▶ _TASK TO CARRY OUT_
Extract all lines containing "краевого".

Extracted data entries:
• • • • •

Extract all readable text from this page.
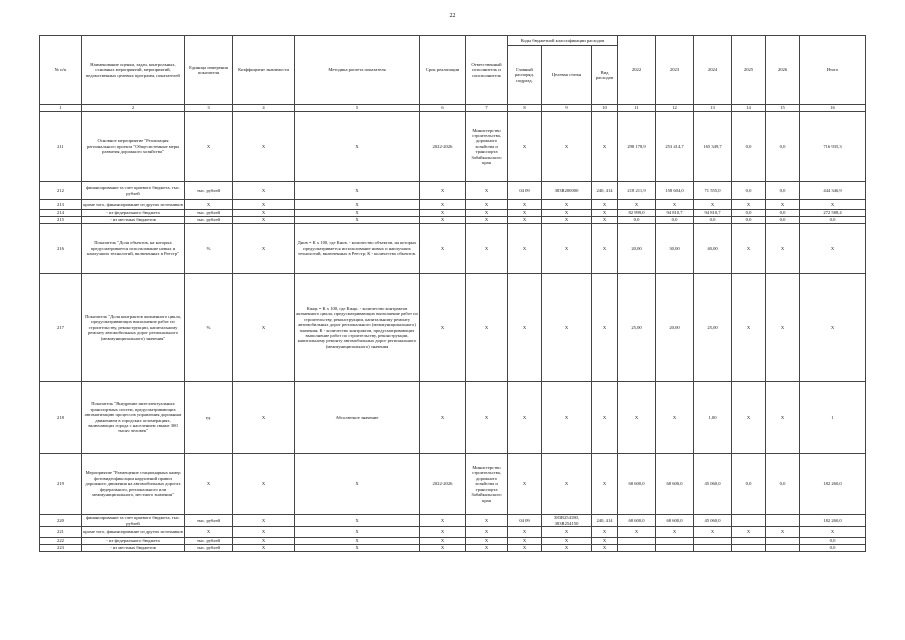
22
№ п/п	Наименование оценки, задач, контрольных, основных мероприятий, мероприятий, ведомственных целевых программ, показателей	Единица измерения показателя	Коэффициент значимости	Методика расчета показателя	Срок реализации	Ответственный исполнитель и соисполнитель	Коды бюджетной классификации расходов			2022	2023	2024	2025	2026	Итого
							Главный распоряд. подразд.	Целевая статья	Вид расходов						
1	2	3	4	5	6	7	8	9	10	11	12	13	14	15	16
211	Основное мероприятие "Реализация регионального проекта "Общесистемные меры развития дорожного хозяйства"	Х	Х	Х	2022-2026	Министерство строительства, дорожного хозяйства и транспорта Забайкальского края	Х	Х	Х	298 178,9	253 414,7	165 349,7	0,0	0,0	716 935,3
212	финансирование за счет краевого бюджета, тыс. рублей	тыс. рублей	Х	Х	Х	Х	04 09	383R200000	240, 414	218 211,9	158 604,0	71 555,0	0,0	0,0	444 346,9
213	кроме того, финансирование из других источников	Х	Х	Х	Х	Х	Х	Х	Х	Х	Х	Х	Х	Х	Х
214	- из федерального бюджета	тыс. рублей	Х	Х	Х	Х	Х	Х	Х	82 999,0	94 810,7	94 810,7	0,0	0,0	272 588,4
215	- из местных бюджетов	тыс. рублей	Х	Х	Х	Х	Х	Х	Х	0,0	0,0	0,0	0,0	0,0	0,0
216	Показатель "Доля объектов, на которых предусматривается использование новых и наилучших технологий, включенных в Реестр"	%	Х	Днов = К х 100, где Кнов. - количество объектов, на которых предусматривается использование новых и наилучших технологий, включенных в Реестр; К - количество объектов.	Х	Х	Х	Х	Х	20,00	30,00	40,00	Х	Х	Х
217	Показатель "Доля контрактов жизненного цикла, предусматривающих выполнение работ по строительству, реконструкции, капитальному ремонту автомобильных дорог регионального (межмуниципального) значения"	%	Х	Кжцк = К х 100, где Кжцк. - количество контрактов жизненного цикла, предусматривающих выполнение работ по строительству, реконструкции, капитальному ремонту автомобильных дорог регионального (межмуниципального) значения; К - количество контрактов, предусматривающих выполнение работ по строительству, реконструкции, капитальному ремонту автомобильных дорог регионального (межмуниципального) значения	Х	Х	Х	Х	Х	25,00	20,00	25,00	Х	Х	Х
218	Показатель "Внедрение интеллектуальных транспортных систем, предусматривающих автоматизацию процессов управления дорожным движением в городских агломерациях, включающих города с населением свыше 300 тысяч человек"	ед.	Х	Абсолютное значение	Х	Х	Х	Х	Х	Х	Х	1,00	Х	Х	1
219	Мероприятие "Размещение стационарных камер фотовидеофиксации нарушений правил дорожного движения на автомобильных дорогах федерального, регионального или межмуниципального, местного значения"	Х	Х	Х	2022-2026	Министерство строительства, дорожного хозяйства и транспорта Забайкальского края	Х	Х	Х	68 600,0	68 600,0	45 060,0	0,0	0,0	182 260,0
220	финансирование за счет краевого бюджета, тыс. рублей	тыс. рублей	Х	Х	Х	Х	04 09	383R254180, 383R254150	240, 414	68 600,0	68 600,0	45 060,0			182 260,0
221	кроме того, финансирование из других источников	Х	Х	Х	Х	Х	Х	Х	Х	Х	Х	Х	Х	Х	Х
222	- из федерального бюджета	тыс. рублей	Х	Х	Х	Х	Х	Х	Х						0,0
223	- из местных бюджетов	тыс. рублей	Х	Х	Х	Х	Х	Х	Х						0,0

• • • • •

▶ _FULL OUTPUT_
212	финансирование за счет краевого бюджета, тыс. рублей	тыс. рублей	Х	Х	Х	Х	04 09	383R200000	240, 414	218 211,9	158 604,0	71 555,0	0,0	0,0	444 346,9
220	финансирование за счет краевого бюджета, тыс. рублей	тыс. рублей	Х	Х	Х	Х	04 09	383R254180, 383R254150	240, 414	68 600,0	68 600,0	45 060,0			182 260,0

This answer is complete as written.